---------- Exercise material

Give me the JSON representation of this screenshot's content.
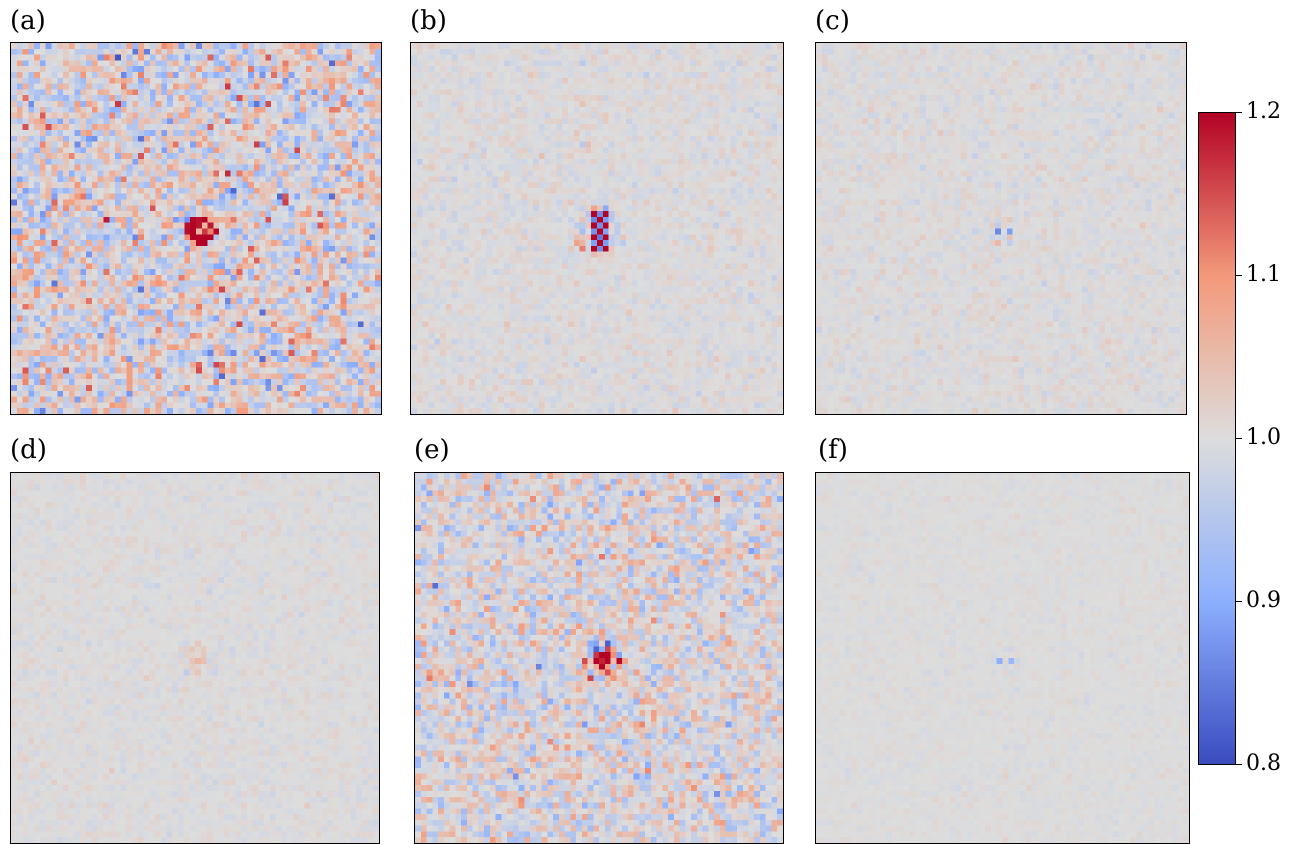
{
  "chart_data": {
    "type": "heatmap",
    "colormap": "coolwarm",
    "vmin": 0.8,
    "vmax": 1.2,
    "grid_size": 64,
    "panels": [
      {
        "label": "(a)",
        "noise": 0.055,
        "hotspot": {
          "peak": 0.23,
          "shape": "ring"
        }
      },
      {
        "label": "(b)",
        "noise": 0.012,
        "hotspot": {
          "peak": 0.22,
          "shape": "checker"
        }
      },
      {
        "label": "(c)",
        "noise": 0.01,
        "hotspot": {
          "peak": -0.13,
          "shape": "pair"
        }
      },
      {
        "label": "(d)",
        "noise": 0.008,
        "hotspot": {
          "peak": 0.04,
          "shape": "blob"
        }
      },
      {
        "label": "(e)",
        "noise": 0.04,
        "hotspot": {
          "peak": 0.25,
          "shape": "blob"
        }
      },
      {
        "label": "(f)",
        "noise": 0.005,
        "hotspot": {
          "peak": -0.1,
          "shape": "pair"
        }
      }
    ],
    "colorbar": {
      "ticks": [
        "1.2",
        "1.1",
        "1.0",
        "0.9",
        "0.8"
      ],
      "tick_values": [
        1.2,
        1.1,
        1.0,
        0.9,
        0.8
      ]
    }
  }
}
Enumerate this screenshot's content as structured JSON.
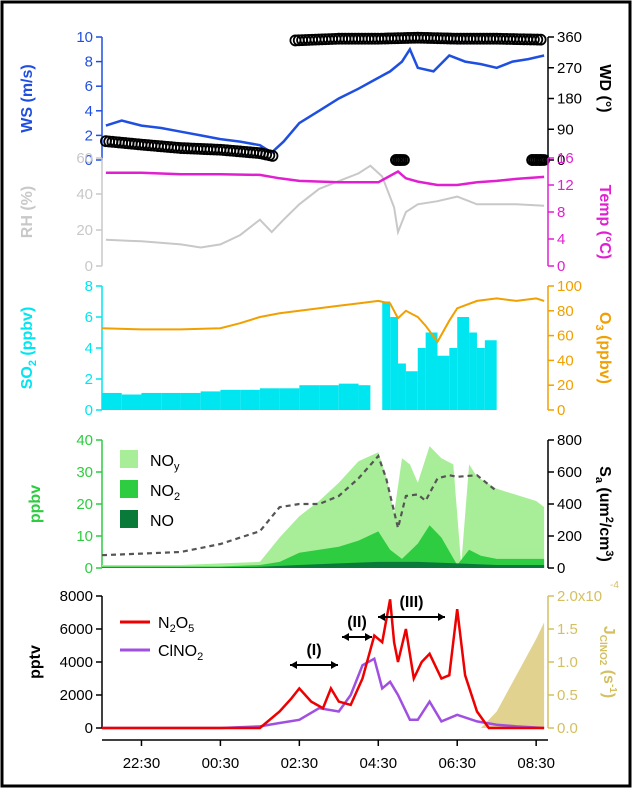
{
  "colors": {
    "ws": "#1f4fe0",
    "wd": "#000000",
    "rh": "#c8c8c8",
    "temp": "#e020d0",
    "so2": "#00e6f0",
    "o3": "#f0a000",
    "noy": "#a8ee98",
    "no2": "#2ecc40",
    "no": "#0a7a3a",
    "sa": "#555555",
    "n2o5": "#ee0000",
    "clno2": "#a050e0",
    "jclno2": "#d4c060",
    "axis_black": "#000000"
  },
  "x_ticks": [
    "22:30",
    "00:30",
    "02:30",
    "04:30",
    "06:30",
    "08:30"
  ],
  "panels": {
    "wind": {
      "ylabel_left": "WS (m/s)",
      "ylabel_right": "WD (°)",
      "left_ticks": [
        "10",
        "8",
        "6",
        "4",
        "2",
        "0"
      ],
      "right_ticks": [
        "360",
        "270",
        "180",
        "90",
        "0"
      ]
    },
    "met": {
      "ylabel_left": "RH (%)",
      "ylabel_right": "Temp (°C)",
      "left_ticks": [
        "60",
        "40",
        "20",
        "0"
      ],
      "right_ticks": [
        "16",
        "12",
        "8",
        "4",
        "0"
      ]
    },
    "so2o3": {
      "ylabel_left_main": "SO",
      "ylabel_left_sub": "2",
      "ylabel_left_tail": " (ppbv)",
      "ylabel_right_main": "O",
      "ylabel_right_sub": "3",
      "ylabel_right_tail": " (ppbv)",
      "left_ticks": [
        "8",
        "6",
        "4",
        "2",
        "0"
      ],
      "right_ticks": [
        "100",
        "80",
        "60",
        "40",
        "20",
        "0"
      ]
    },
    "nox": {
      "ylabel_left": "ppbv",
      "ylabel_right_main": "S",
      "ylabel_right_sub": "a",
      "ylabel_right_tail1": " (um",
      "ylabel_right_sup": "2",
      "ylabel_right_tail2": "/cm",
      "ylabel_right_sup2": "3",
      "ylabel_right_tail3": ")",
      "left_ticks": [
        "40",
        "30",
        "20",
        "10",
        "0"
      ],
      "right_ticks": [
        "800",
        "600",
        "400",
        "200",
        "0"
      ],
      "legend": [
        {
          "main": "NO",
          "sub": "y"
        },
        {
          "main": "NO",
          "sub": "2"
        },
        {
          "main": "NO",
          "sub": ""
        }
      ]
    },
    "n2o5": {
      "ylabel_left": "pptv",
      "ylabel_right_main": "J",
      "ylabel_right_sub": "ClNO2",
      "ylabel_right_tail": " (s",
      "ylabel_right_sup": "-1",
      "ylabel_right_tail2": ")",
      "left_ticks": [
        "8000",
        "6000",
        "4000",
        "2000",
        "0"
      ],
      "right_ticks": [
        "2.0x10",
        "1.5",
        "1.0",
        "0.5",
        "0.0"
      ],
      "right_top_exp": "-4",
      "legend": [
        {
          "main": "N",
          "sub": "2",
          "mid": "O",
          "sub2": "5"
        },
        {
          "main": "ClNO",
          "sub": "2",
          "mid": "",
          "sub2": ""
        }
      ],
      "periods": [
        "(I)",
        "(II)",
        "(III)"
      ]
    }
  },
  "chart_data": [
    {
      "type": "line",
      "panel": "wind",
      "x_unit": "hours since 22:30",
      "xlim": [
        -1,
        10.3
      ],
      "series": [
        {
          "name": "WS",
          "axis": "left",
          "ylim": [
            0,
            10
          ],
          "x": [
            -0.9,
            -0.5,
            0,
            0.5,
            1,
            1.5,
            2,
            2.5,
            3,
            3.3,
            3.6,
            4,
            4.5,
            5,
            5.5,
            5.9,
            6.3,
            6.6,
            6.8,
            7,
            7.4,
            7.8,
            8.2,
            8.6,
            9,
            9.4,
            9.8,
            10.2
          ],
          "y": [
            2.8,
            3.2,
            2.8,
            2.6,
            2.3,
            2.0,
            1.7,
            1.5,
            1.2,
            0.6,
            1.5,
            3.0,
            4.0,
            5.0,
            5.8,
            6.5,
            7.2,
            8.0,
            9.0,
            7.5,
            7.2,
            8.5,
            8.0,
            7.8,
            7.5,
            8.0,
            8.2,
            8.5
          ]
        },
        {
          "name": "WD",
          "axis": "right",
          "ylim": [
            0,
            360
          ],
          "segments": [
            {
              "x": [
                -0.9,
                0,
                1,
                2,
                3,
                3.4
              ],
              "y": [
                55,
                45,
                35,
                30,
                20,
                10
              ]
            },
            {
              "x": [
                3.9,
                5,
                6,
                7,
                8,
                9,
                10.2
              ],
              "y": [
                350,
                355,
                355,
                358,
                355,
                355,
                352
              ]
            },
            {
              "x": [
                6.45,
                6.55,
                6.65
              ],
              "y": [
                0,
                0,
                0
              ]
            },
            {
              "x": [
                9.9,
                10.0,
                10.1,
                10.2
              ],
              "y": [
                0,
                0,
                0,
                0
              ]
            }
          ]
        }
      ]
    },
    {
      "type": "line",
      "panel": "met",
      "x_unit": "hours since 22:30",
      "xlim": [
        -1,
        10.3
      ],
      "series": [
        {
          "name": "RH",
          "axis": "left",
          "ylim": [
            0,
            70
          ],
          "x": [
            -0.9,
            0,
            1,
            1.5,
            2,
            2.5,
            3,
            3.3,
            3.6,
            4,
            4.5,
            5,
            5.5,
            5.8,
            6.1,
            6.4,
            6.5,
            6.7,
            7,
            7.5,
            8,
            8.5,
            9,
            9.5,
            10.2
          ],
          "y": [
            17,
            16,
            14,
            12,
            14,
            20,
            30,
            22,
            30,
            40,
            50,
            55,
            60,
            65,
            58,
            38,
            22,
            35,
            40,
            42,
            45,
            40,
            40,
            40,
            39
          ]
        },
        {
          "name": "Temp",
          "axis": "right",
          "ylim": [
            0,
            16
          ],
          "x": [
            -0.9,
            0,
            1,
            2,
            3,
            3.5,
            4,
            5,
            6,
            6.5,
            6.7,
            7,
            7.5,
            8,
            8.5,
            9,
            9.5,
            10.2
          ],
          "y": [
            13.8,
            13.8,
            13.6,
            13.6,
            13.5,
            13.0,
            12.6,
            12.4,
            12.4,
            14.0,
            13.0,
            12.5,
            12.0,
            12.0,
            12.4,
            12.6,
            12.9,
            13.2
          ]
        }
      ]
    },
    {
      "type": "bar",
      "panel": "so2o3",
      "x_unit": "hours since 22:30",
      "xlim": [
        -1,
        10.3
      ],
      "series": [
        {
          "name": "SO2",
          "axis": "left",
          "ylim": [
            0,
            8
          ],
          "x": [
            -1,
            -0.5,
            0,
            0.5,
            1,
            1.5,
            2,
            2.5,
            3,
            3.5,
            4,
            4.5,
            5,
            5.5,
            5.8,
            6.1,
            6.3,
            6.5,
            6.7,
            7,
            7.2,
            7.5,
            7.8,
            8,
            8.3,
            8.5,
            8.7
          ],
          "y": [
            1.1,
            1.0,
            1.1,
            1.1,
            1.1,
            1.2,
            1.3,
            1.3,
            1.4,
            1.4,
            1.6,
            1.6,
            1.7,
            1.6,
            0,
            7.0,
            6.0,
            3.0,
            2.5,
            4.0,
            5.0,
            3.5,
            4.0,
            6.0,
            5.0,
            4.0,
            4.5
          ]
        },
        {
          "name": "O3",
          "axis": "right",
          "ylim": [
            0,
            100
          ],
          "x": [
            -1,
            0,
            1,
            2,
            2.5,
            3,
            3.5,
            4,
            4.5,
            5,
            5.5,
            6,
            6.3,
            6.5,
            6.7,
            7,
            7.2,
            7.5,
            7.8,
            8,
            8.5,
            9,
            9.5,
            10,
            10.2
          ],
          "y": [
            66,
            65,
            65,
            66,
            70,
            75,
            78,
            80,
            82,
            84,
            86,
            88,
            86,
            74,
            80,
            75,
            68,
            55,
            72,
            82,
            88,
            90,
            88,
            90,
            88
          ]
        }
      ]
    },
    {
      "type": "area",
      "panel": "nox",
      "x_unit": "hours since 22:30",
      "xlim": [
        -1,
        10.3
      ],
      "series": [
        {
          "name": "NOy",
          "axis": "left",
          "ylim": [
            0,
            42
          ],
          "x": [
            -1,
            0,
            1,
            2,
            3,
            3.5,
            4,
            4.5,
            5,
            5.5,
            6,
            6.2,
            6.4,
            6.6,
            6.8,
            7,
            7.3,
            7.6,
            7.9,
            8.1,
            8.3,
            8.5,
            9,
            9.5,
            10,
            10.2
          ],
          "y": [
            1,
            1,
            1,
            1.5,
            2,
            10,
            17,
            22,
            28,
            35,
            38,
            30,
            18,
            36,
            34,
            28,
            40,
            36,
            34,
            1,
            34,
            30,
            26,
            24,
            22,
            20
          ]
        },
        {
          "name": "NO2",
          "axis": "left",
          "ylim": [
            0,
            42
          ],
          "x": [
            -1,
            0,
            1,
            2,
            3,
            3.5,
            4,
            4.5,
            5,
            5.5,
            6,
            6.3,
            6.6,
            7,
            7.3,
            7.6,
            8,
            8.3,
            8.6,
            9,
            10.2
          ],
          "y": [
            0.5,
            0.5,
            0.5,
            0.5,
            1,
            2,
            5,
            6,
            7,
            9,
            12,
            6,
            3,
            8,
            14,
            10,
            1,
            6,
            4,
            3,
            3
          ]
        },
        {
          "name": "NO",
          "axis": "left",
          "ylim": [
            0,
            42
          ],
          "x": [
            -1,
            0,
            2,
            3,
            4,
            5,
            6,
            7,
            8,
            9,
            10.2
          ],
          "y": [
            0.2,
            0.2,
            0.3,
            0.4,
            1,
            1.5,
            2,
            2,
            1.5,
            1,
            1
          ]
        },
        {
          "name": "Sa",
          "axis": "right",
          "ylim": [
            0,
            800
          ],
          "x": [
            -1,
            0,
            1,
            2,
            3,
            3.5,
            4,
            4.5,
            5,
            5.5,
            6,
            6.2,
            6.5,
            6.7,
            7,
            7.2,
            7.5,
            7.8,
            8,
            8.5,
            9
          ],
          "y": [
            80,
            90,
            100,
            150,
            230,
            380,
            400,
            400,
            450,
            560,
            700,
            560,
            250,
            450,
            460,
            420,
            560,
            580,
            570,
            580,
            480
          ]
        }
      ]
    },
    {
      "type": "line",
      "panel": "n2o5",
      "x_unit": "hours since 22:30",
      "xlim": [
        -1,
        10.3
      ],
      "series": [
        {
          "name": "N2O5",
          "axis": "left",
          "ylim": [
            0,
            8000
          ],
          "x": [
            -1,
            0,
            1,
            2,
            3,
            3.5,
            3.8,
            4,
            4.3,
            4.6,
            4.8,
            5,
            5.3,
            5.6,
            5.9,
            6.1,
            6.3,
            6.4,
            6.5,
            6.7,
            6.9,
            7.1,
            7.3,
            7.6,
            7.8,
            8,
            8.2,
            8.5,
            8.8,
            9,
            10.2
          ],
          "y": [
            0,
            0,
            0,
            0,
            0,
            1000,
            1800,
            2400,
            1600,
            1200,
            2400,
            1600,
            1400,
            3000,
            5600,
            5200,
            7800,
            5200,
            4000,
            6000,
            3000,
            4000,
            4500,
            3000,
            3200,
            7200,
            3200,
            1000,
            0,
            0,
            0
          ]
        },
        {
          "name": "ClNO2",
          "axis": "left",
          "ylim": [
            0,
            8000
          ],
          "x": [
            -1,
            0,
            1,
            2,
            3,
            3.5,
            4,
            4.5,
            5,
            5.3,
            5.6,
            5.9,
            6.1,
            6.3,
            6.5,
            6.8,
            7,
            7.3,
            7.6,
            8,
            8.5,
            9,
            9.5,
            10.2
          ],
          "y": [
            0,
            0,
            0,
            0,
            100,
            300,
            500,
            1200,
            1000,
            2000,
            3800,
            4200,
            2400,
            2800,
            2000,
            500,
            500,
            1600,
            400,
            800,
            400,
            200,
            100,
            0
          ]
        },
        {
          "name": "JClNO2",
          "axis": "right",
          "ylim": [
            0,
            2.0
          ],
          "x": [
            8.6,
            9,
            9.5,
            10,
            10.2
          ],
          "y": [
            0,
            0.25,
            0.8,
            1.35,
            1.6
          ]
        }
      ]
    }
  ]
}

--------------------

What is being asked
Say how many lines contain the string "noise", giving nothing but the count.

Result of this exercise
6